▶ _EXERCISE_
Scan the data below for the string "Alom". Copy every line where it appears.

..........

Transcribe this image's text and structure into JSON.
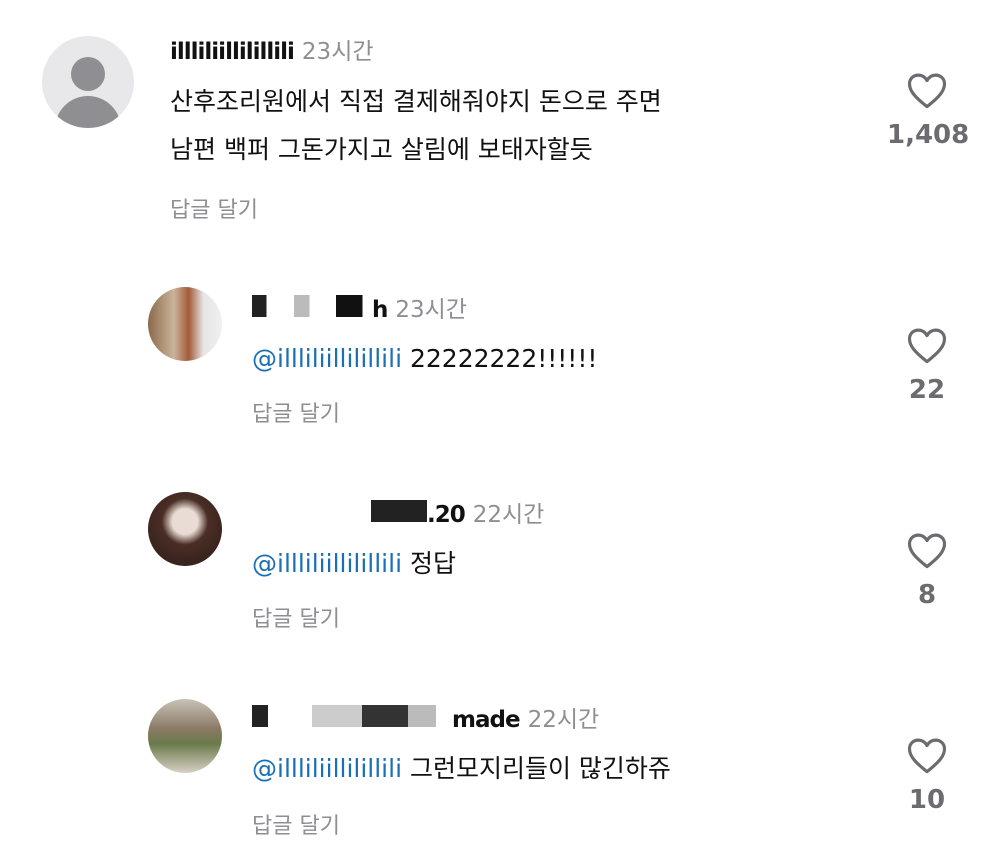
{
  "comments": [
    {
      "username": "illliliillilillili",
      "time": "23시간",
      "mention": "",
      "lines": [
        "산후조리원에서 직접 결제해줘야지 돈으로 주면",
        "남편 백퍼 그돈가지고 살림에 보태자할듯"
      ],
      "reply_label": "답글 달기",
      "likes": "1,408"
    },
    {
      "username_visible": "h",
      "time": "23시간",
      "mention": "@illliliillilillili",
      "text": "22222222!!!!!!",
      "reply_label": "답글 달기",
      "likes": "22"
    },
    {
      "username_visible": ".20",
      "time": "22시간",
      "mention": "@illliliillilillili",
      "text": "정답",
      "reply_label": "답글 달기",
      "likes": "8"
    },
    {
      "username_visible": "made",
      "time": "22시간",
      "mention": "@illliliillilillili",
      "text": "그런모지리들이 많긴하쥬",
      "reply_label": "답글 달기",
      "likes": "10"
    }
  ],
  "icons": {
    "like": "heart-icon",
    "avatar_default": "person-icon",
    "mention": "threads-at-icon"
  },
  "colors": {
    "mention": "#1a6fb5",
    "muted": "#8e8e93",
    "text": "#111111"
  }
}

..........

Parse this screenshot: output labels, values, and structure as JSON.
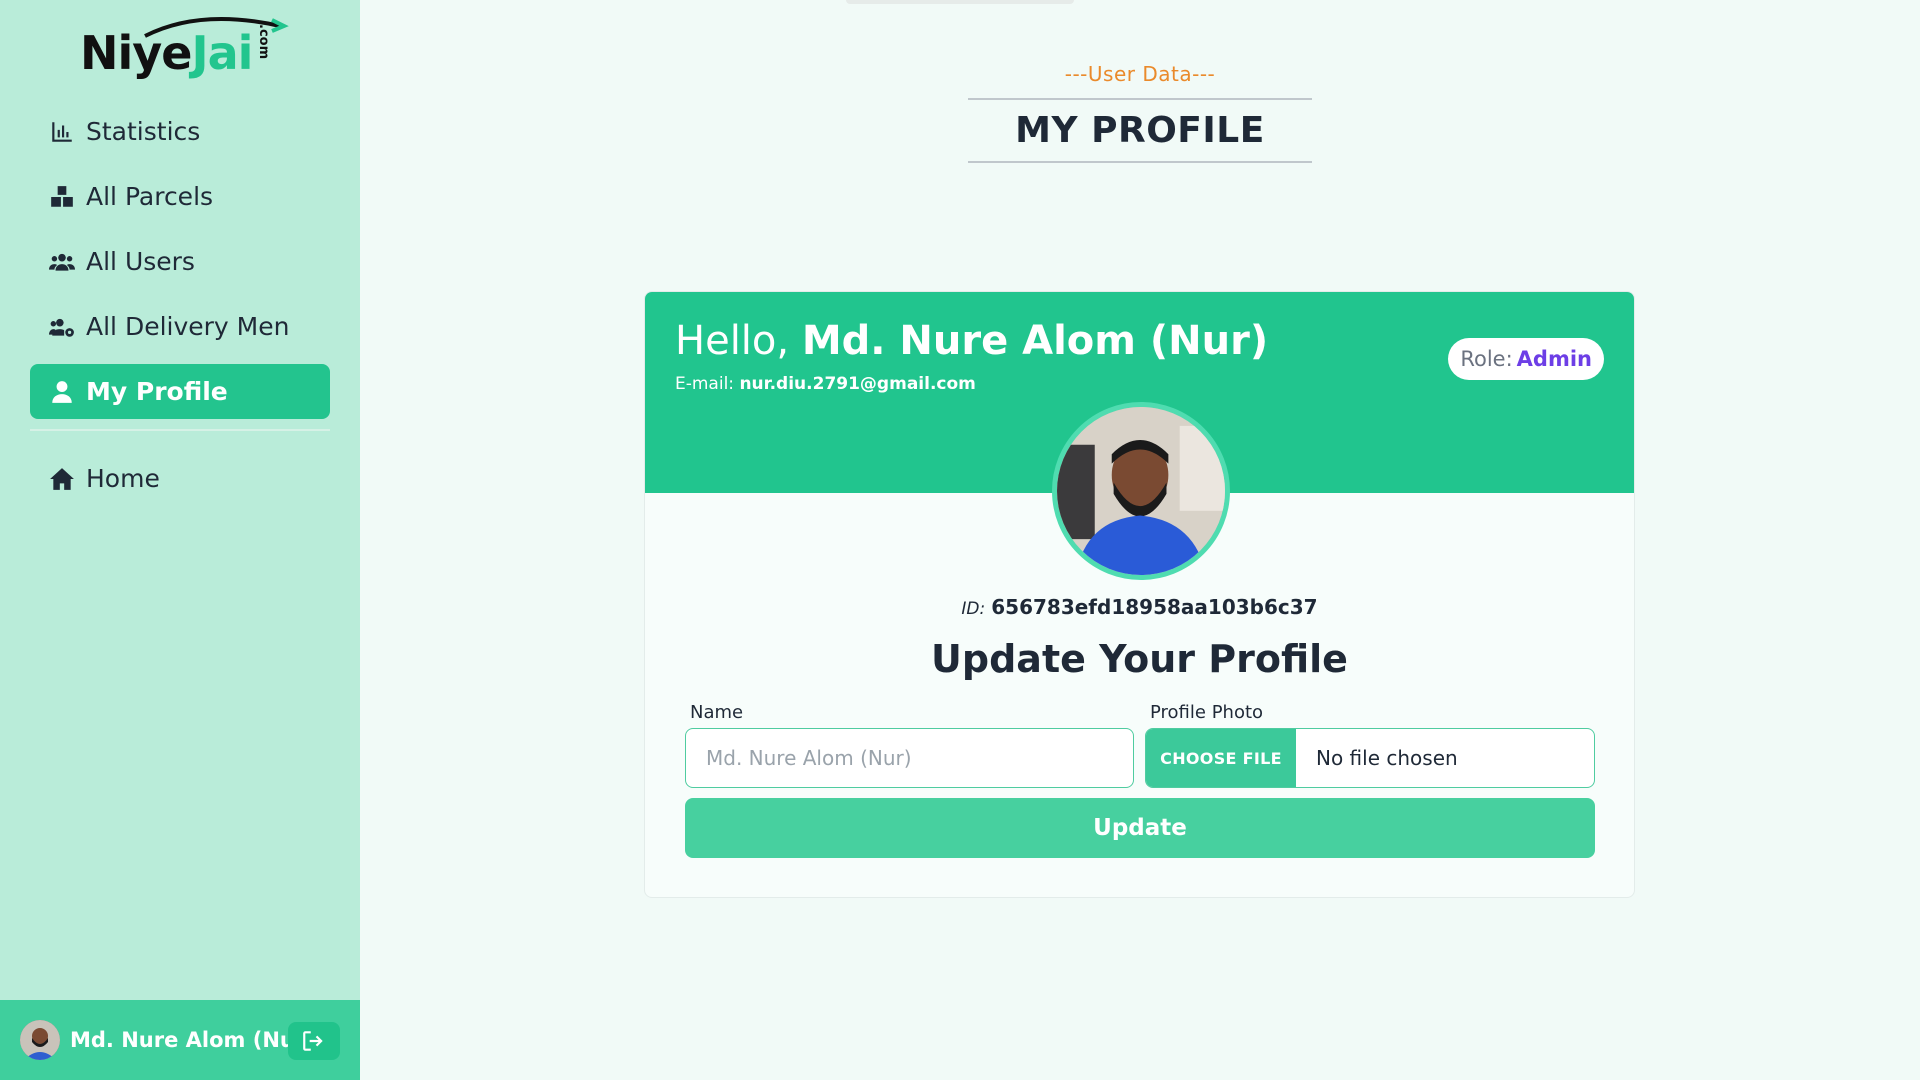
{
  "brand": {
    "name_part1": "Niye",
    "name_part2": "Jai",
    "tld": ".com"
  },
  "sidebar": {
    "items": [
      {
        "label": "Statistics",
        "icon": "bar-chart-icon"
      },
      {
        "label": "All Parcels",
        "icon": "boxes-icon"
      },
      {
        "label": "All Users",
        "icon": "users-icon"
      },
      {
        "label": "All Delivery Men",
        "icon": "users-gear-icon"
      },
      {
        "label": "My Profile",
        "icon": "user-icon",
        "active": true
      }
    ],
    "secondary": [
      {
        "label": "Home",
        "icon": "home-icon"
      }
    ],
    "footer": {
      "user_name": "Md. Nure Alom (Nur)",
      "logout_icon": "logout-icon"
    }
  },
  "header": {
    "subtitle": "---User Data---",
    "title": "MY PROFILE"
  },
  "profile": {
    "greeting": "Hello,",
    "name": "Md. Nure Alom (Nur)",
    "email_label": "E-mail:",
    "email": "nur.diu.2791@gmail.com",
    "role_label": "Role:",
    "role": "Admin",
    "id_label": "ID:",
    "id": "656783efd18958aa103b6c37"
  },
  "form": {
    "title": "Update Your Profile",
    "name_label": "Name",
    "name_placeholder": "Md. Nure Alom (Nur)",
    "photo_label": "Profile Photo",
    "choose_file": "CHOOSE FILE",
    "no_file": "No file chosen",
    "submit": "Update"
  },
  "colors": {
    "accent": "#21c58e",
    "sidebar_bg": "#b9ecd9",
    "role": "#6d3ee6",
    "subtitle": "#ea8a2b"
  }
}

..........

▶ _FINAL ANSWER_
      "user_name": "Md. Nure Alom (Nur)",
    "name": "Md. Nure Alom (Nur)",
    "name_placeholder": "Md. Nure Alom (Nur)",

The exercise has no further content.